◆ To do
Examine the records below. Report how many of their lines contain the word "resistance", with no other content.

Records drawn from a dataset
----

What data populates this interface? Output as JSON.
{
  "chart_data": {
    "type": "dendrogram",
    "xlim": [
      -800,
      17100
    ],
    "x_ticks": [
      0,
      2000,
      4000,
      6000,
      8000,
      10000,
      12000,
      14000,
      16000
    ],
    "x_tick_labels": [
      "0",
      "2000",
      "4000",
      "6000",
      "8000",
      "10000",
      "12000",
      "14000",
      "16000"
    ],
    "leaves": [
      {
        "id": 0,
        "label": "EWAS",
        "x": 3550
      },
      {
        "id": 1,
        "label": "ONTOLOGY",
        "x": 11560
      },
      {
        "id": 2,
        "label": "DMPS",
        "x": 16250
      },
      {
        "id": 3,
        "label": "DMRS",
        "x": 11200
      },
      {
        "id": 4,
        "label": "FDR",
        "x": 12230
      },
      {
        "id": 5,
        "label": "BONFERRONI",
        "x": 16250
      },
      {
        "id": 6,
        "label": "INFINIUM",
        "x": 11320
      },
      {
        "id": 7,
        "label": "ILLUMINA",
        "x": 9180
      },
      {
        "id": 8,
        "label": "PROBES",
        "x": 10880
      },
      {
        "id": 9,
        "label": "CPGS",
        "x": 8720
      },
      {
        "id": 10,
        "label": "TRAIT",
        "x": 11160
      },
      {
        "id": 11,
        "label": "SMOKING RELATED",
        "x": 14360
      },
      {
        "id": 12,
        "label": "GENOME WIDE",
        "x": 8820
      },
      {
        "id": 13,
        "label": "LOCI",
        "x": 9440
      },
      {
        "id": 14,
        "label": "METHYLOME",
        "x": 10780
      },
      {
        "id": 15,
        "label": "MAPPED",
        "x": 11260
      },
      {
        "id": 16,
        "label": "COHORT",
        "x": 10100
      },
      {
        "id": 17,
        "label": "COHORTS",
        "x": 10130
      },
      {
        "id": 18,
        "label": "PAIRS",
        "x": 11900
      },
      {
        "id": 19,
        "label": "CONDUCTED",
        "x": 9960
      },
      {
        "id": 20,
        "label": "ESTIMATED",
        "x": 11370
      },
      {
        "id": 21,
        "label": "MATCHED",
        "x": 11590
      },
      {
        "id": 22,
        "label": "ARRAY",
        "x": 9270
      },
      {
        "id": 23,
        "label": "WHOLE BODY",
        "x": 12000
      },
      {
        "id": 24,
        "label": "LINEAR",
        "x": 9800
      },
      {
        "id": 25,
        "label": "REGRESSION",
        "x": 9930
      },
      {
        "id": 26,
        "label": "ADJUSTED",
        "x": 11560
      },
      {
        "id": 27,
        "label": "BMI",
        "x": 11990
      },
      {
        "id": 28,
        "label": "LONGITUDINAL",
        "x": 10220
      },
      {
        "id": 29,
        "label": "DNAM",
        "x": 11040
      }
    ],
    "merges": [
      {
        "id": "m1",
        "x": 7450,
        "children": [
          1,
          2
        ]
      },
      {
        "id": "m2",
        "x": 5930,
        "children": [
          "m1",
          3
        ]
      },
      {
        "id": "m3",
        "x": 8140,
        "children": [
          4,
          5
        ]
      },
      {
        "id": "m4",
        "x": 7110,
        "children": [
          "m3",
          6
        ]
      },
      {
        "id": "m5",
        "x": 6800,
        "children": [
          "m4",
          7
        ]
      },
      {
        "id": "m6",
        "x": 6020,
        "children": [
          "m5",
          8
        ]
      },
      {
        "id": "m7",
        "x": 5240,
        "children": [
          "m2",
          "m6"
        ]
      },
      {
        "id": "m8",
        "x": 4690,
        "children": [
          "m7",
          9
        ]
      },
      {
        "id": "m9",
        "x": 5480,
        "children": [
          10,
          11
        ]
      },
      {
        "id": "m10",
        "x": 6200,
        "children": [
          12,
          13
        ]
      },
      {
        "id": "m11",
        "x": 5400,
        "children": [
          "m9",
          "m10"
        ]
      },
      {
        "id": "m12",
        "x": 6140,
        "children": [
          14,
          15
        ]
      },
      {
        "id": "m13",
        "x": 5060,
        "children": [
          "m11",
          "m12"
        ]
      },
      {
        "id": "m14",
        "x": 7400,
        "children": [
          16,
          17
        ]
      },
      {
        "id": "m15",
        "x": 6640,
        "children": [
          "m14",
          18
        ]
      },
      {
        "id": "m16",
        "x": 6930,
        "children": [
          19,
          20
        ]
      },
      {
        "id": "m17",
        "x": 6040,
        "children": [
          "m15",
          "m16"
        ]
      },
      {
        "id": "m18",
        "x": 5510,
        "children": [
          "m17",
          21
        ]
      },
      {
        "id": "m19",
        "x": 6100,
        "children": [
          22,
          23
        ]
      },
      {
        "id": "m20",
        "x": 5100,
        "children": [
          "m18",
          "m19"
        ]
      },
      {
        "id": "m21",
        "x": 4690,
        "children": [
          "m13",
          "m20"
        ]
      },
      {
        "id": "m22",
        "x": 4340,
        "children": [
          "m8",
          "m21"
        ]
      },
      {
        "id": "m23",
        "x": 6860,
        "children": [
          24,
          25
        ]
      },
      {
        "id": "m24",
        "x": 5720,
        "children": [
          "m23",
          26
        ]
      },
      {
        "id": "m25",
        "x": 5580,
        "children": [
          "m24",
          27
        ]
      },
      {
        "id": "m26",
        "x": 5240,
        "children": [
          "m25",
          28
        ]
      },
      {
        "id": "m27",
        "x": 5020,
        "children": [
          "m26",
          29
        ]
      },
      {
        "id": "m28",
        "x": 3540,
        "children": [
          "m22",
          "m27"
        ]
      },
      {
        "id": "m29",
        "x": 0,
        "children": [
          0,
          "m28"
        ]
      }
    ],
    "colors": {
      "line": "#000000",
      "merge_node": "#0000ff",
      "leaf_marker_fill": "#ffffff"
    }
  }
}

----

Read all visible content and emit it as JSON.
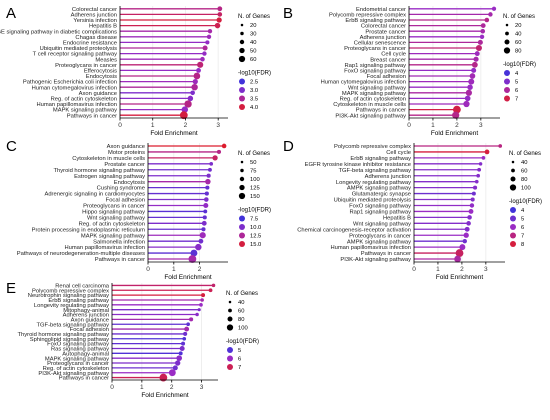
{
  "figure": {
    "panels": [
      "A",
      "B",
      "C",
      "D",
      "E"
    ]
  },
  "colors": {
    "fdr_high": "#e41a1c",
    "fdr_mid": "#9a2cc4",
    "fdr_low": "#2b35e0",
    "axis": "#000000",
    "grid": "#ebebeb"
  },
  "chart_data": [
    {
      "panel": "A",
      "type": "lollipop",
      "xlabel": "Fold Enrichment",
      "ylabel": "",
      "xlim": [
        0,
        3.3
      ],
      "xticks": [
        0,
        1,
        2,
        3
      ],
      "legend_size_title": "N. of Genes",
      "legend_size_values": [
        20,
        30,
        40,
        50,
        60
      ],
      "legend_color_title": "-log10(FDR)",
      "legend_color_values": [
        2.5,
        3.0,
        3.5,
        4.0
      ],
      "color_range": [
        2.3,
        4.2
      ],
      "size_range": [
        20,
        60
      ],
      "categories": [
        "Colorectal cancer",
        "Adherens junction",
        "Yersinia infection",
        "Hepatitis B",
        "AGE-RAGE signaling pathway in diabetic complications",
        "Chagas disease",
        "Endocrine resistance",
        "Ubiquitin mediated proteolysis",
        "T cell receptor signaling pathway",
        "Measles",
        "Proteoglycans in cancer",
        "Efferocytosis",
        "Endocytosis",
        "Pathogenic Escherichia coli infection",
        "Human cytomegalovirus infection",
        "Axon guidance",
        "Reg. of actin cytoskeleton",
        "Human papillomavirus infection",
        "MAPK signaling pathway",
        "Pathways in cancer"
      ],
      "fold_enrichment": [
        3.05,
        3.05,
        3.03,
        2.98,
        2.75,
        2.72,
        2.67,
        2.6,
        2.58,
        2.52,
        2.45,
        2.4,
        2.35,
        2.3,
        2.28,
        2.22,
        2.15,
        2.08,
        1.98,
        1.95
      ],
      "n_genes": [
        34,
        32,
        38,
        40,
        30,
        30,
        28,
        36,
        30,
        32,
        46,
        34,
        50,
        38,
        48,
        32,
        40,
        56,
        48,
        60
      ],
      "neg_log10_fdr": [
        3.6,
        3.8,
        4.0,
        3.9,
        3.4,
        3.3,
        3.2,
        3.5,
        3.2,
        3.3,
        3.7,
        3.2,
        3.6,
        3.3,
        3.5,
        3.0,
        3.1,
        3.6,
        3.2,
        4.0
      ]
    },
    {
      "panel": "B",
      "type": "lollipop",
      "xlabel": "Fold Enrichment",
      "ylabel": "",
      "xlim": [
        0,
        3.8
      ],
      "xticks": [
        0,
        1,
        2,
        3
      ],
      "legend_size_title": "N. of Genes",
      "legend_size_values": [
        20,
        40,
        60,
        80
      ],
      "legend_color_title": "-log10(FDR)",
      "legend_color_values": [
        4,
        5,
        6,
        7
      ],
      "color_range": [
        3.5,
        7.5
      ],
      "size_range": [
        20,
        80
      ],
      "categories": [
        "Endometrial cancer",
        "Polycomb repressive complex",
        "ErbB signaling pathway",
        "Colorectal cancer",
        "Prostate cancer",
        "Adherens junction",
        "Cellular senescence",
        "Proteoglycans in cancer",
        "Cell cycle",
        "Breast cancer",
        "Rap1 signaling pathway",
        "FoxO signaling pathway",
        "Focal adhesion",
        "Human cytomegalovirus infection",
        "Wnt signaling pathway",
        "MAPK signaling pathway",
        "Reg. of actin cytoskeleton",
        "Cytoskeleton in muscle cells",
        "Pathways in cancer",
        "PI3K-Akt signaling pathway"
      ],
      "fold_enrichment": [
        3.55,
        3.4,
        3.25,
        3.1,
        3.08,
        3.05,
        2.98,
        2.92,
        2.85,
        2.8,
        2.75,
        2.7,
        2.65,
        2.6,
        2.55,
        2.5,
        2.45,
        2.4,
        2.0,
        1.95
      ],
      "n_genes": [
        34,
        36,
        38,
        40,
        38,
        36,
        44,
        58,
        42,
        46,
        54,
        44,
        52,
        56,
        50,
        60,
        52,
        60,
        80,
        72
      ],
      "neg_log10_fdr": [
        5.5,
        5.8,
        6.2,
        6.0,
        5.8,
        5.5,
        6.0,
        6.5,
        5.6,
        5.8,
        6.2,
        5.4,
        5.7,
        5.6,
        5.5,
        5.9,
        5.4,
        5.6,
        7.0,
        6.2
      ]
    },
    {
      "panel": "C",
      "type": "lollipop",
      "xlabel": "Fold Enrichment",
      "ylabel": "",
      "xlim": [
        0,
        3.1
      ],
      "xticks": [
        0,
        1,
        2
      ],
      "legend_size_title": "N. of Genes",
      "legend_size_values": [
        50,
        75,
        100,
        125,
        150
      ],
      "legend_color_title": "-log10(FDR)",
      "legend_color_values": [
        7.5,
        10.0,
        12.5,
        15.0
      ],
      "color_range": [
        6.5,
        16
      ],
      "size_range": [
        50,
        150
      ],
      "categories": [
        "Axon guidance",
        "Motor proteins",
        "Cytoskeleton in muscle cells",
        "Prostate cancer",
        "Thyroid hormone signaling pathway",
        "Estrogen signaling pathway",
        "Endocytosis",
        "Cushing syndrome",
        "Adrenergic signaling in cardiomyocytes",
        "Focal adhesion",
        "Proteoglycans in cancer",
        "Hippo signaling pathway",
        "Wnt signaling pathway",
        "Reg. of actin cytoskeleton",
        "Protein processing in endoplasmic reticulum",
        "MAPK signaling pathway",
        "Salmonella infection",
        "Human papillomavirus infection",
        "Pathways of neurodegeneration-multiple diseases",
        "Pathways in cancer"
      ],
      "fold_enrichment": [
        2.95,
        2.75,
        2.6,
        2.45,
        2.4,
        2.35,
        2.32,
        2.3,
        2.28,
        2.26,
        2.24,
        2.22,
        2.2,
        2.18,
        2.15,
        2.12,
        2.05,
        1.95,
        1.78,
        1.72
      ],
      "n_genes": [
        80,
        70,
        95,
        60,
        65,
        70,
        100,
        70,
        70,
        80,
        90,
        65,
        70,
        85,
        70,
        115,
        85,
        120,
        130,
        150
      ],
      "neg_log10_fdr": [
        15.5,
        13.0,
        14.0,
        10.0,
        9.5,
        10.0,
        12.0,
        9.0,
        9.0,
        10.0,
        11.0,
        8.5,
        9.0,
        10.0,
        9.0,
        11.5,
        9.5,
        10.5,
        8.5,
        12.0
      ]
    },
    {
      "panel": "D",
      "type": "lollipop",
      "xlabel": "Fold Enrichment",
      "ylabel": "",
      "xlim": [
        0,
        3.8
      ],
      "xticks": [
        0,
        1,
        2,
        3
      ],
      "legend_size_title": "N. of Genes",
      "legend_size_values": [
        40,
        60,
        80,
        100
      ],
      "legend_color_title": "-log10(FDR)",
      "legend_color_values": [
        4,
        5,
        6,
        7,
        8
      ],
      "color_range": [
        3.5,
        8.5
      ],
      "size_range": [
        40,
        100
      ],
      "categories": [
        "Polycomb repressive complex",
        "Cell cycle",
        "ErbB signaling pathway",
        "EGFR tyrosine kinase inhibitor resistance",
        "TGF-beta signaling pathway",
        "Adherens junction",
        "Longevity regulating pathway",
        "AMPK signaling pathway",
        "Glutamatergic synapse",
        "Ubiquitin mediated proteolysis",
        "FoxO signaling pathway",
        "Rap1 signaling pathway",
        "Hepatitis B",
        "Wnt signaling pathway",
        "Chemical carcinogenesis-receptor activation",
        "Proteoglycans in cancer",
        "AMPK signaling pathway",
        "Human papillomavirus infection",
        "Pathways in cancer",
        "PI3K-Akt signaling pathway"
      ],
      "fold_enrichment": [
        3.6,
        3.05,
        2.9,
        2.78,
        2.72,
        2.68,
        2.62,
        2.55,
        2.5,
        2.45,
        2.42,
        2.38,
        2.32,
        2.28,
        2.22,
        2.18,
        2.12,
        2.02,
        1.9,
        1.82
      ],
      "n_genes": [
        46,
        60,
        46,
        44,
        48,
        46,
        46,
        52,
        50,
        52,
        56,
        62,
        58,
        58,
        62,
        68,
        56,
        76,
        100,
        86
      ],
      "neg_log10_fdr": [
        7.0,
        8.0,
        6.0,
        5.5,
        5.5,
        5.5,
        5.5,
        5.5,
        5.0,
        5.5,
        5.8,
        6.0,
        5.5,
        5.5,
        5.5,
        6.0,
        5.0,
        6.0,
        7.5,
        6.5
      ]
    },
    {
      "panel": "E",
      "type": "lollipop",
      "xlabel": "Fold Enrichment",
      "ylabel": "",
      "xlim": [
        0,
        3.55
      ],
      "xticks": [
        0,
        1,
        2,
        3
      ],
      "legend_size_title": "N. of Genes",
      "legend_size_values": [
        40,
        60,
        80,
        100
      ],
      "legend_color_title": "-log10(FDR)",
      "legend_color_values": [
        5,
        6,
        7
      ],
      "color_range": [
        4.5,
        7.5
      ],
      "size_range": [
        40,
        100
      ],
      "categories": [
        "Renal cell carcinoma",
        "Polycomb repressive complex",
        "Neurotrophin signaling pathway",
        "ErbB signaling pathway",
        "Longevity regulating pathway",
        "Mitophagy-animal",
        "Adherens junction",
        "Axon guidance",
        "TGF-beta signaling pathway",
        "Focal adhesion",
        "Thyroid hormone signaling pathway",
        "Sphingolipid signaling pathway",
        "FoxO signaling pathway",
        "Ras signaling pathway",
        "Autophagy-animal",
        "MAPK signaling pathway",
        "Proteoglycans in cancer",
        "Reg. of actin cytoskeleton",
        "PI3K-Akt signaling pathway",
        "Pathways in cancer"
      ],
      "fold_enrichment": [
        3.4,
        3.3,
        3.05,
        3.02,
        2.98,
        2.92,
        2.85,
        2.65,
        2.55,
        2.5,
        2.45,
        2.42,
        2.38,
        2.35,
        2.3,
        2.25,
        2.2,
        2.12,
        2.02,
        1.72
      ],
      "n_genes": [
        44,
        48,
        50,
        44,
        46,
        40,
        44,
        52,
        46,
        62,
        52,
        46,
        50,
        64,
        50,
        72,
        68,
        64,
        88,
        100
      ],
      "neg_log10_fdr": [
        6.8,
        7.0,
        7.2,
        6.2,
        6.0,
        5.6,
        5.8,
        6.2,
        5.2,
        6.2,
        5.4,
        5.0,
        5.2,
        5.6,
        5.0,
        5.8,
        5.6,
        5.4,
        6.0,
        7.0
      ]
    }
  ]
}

----

◆ Result of the exercise
2